--- begin Data section ---
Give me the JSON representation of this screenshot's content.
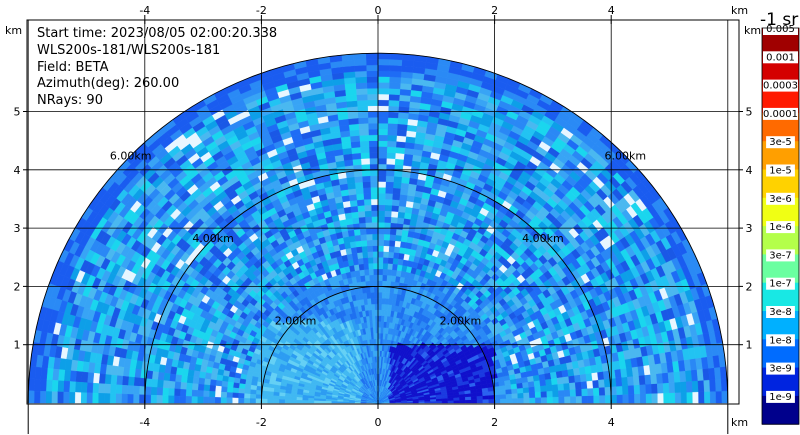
{
  "info": {
    "start_time": "Start time: 2023/08/05 02:00:20.338",
    "instrument": "WLS200s-181/WLS200s-181",
    "field": "Field: BETA",
    "azimuth": "Azimuth(deg): 260.00",
    "nrays": "NRays: 90"
  },
  "colorbar": {
    "title": "-1 sr",
    "labels": [
      "0.005",
      "0.001",
      "0.0003",
      "0.0001",
      "3e-5",
      "1e-5",
      "3e-6",
      "1e-6",
      "3e-7",
      "1e-7",
      "3e-8",
      "1e-8",
      "3e-9",
      "1e-9"
    ],
    "colors": [
      "#a00000",
      "#d40000",
      "#ff1a00",
      "#ff6a00",
      "#ff9f00",
      "#ffd200",
      "#f0ff14",
      "#b4ff4a",
      "#6affa0",
      "#18e8e4",
      "#00b0ff",
      "#006cff",
      "#0024e0",
      "#00008c"
    ]
  },
  "chart_data": {
    "type": "heatmap",
    "subtype": "RHI polar scan",
    "field": "BETA",
    "azimuth_deg": 260.0,
    "n_rays": 90,
    "x_unit": "km",
    "y_unit": "km",
    "xlim": [
      -6.0,
      6.0
    ],
    "ylim": [
      0.0,
      5.9
    ],
    "x_ticks": [
      -4,
      -2,
      0,
      2,
      4
    ],
    "y_ticks": [
      1,
      2,
      3,
      4,
      5
    ],
    "range_rings_km": [
      2.0,
      4.0,
      6.0
    ],
    "ring_labels": [
      "2.00km",
      "4.00km",
      "6.00km"
    ],
    "max_range_km": 6.0,
    "scale": "log",
    "grid": true
  }
}
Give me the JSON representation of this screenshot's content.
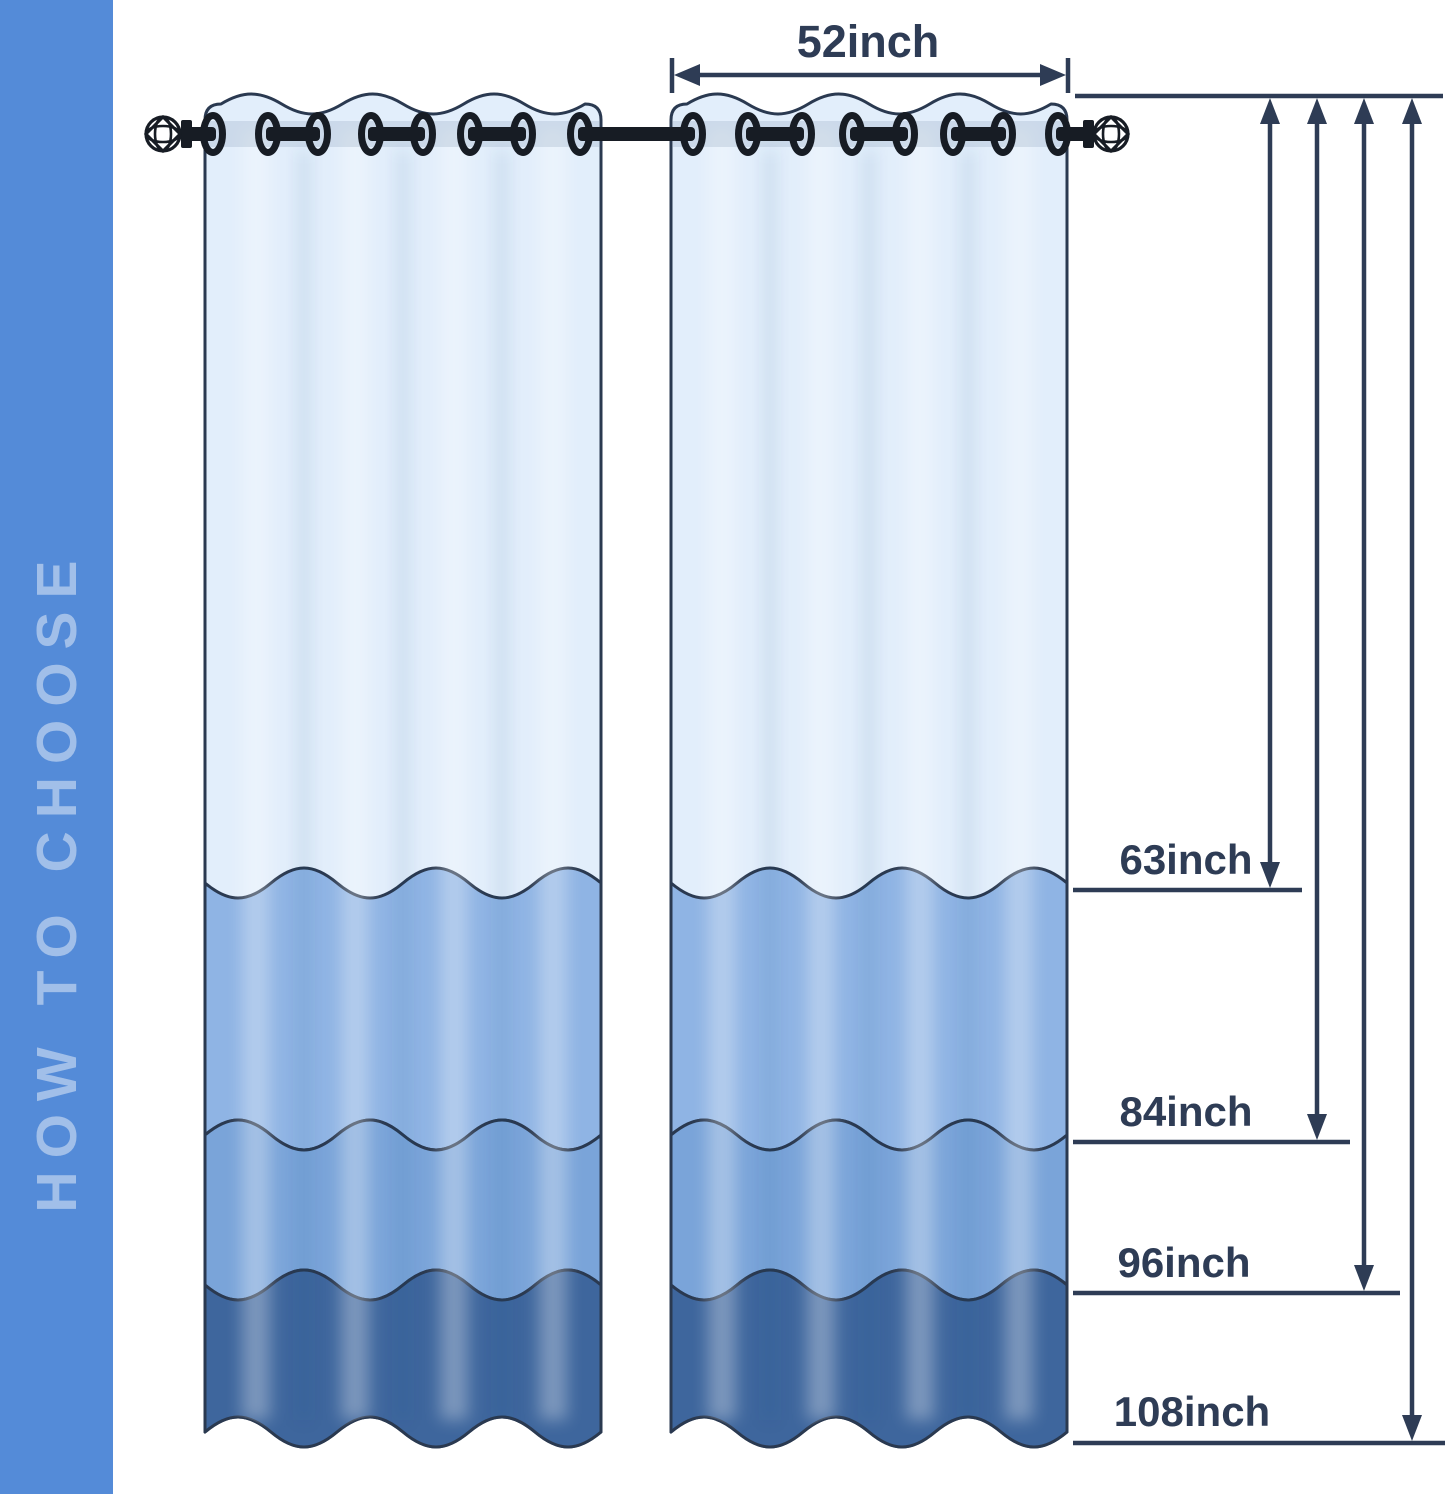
{
  "sidebar": {
    "label": "HOW TO CHOOSE"
  },
  "size_guide": {
    "width_label": "52inch",
    "length_labels": [
      "63inch",
      "84inch",
      "96inch",
      "108inch"
    ]
  },
  "icons": {
    "finial": "lattice-ball-finial-icon",
    "arrows": "double-headed-measurement-arrows"
  },
  "colors": {
    "sidebar_bg": "#548bd8",
    "sidebar_text": "rgba(255,255,255,0.45)",
    "measure": "#2e3c55",
    "outline": "#2a3950",
    "rod": "#171c24",
    "band1": "#e2eefb",
    "band2": "#8fb4e4",
    "band3": "#7aa4d9",
    "band4": "#3e669d",
    "rod_behind": "rgba(125,145,172,0.22)"
  }
}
--- end Data section ---
### Directive
Copy the whole listing above word for word but do not carry over the pictures.

### Solved exercise
Give me the JSON representation of this screenshot's content.
{
  "info": {
    "start_time": "Start time: 2023/08/05 02:00:20.338",
    "instrument": "WLS200s-181/WLS200s-181",
    "field": "Field: BETA",
    "azimuth": "Azimuth(deg): 260.00",
    "nrays": "NRays: 90"
  },
  "colorbar": {
    "title": "-1 sr",
    "labels": [
      "0.005",
      "0.001",
      "0.0003",
      "0.0001",
      "3e-5",
      "1e-5",
      "3e-6",
      "1e-6",
      "3e-7",
      "1e-7",
      "3e-8",
      "1e-8",
      "3e-9",
      "1e-9"
    ],
    "colors": [
      "#a00000",
      "#d40000",
      "#ff1a00",
      "#ff6a00",
      "#ff9f00",
      "#ffd200",
      "#f0ff14",
      "#b4ff4a",
      "#6affa0",
      "#18e8e4",
      "#00b0ff",
      "#006cff",
      "#0024e0",
      "#00008c"
    ]
  },
  "chart_data": {
    "type": "heatmap",
    "subtype": "RHI polar scan",
    "field": "BETA",
    "azimuth_deg": 260.0,
    "n_rays": 90,
    "x_unit": "km",
    "y_unit": "km",
    "xlim": [
      -6.0,
      6.0
    ],
    "ylim": [
      0.0,
      5.9
    ],
    "x_ticks": [
      -4,
      -2,
      0,
      2,
      4
    ],
    "y_ticks": [
      1,
      2,
      3,
      4,
      5
    ],
    "range_rings_km": [
      2.0,
      4.0,
      6.0
    ],
    "ring_labels": [
      "2.00km",
      "4.00km",
      "6.00km"
    ],
    "max_range_km": 6.0,
    "scale": "log",
    "grid": true
  }
}
Give me the JSON representation of this screenshot's content.
{
  "sidebar": {
    "label": "HOW TO CHOOSE"
  },
  "size_guide": {
    "width_label": "52inch",
    "length_labels": [
      "63inch",
      "84inch",
      "96inch",
      "108inch"
    ]
  },
  "icons": {
    "finial": "lattice-ball-finial-icon",
    "arrows": "double-headed-measurement-arrows"
  },
  "colors": {
    "sidebar_bg": "#548bd8",
    "sidebar_text": "rgba(255,255,255,0.45)",
    "measure": "#2e3c55",
    "outline": "#2a3950",
    "rod": "#171c24",
    "band1": "#e2eefb",
    "band2": "#8fb4e4",
    "band3": "#7aa4d9",
    "band4": "#3e669d",
    "rod_behind": "rgba(125,145,172,0.22)"
  }
}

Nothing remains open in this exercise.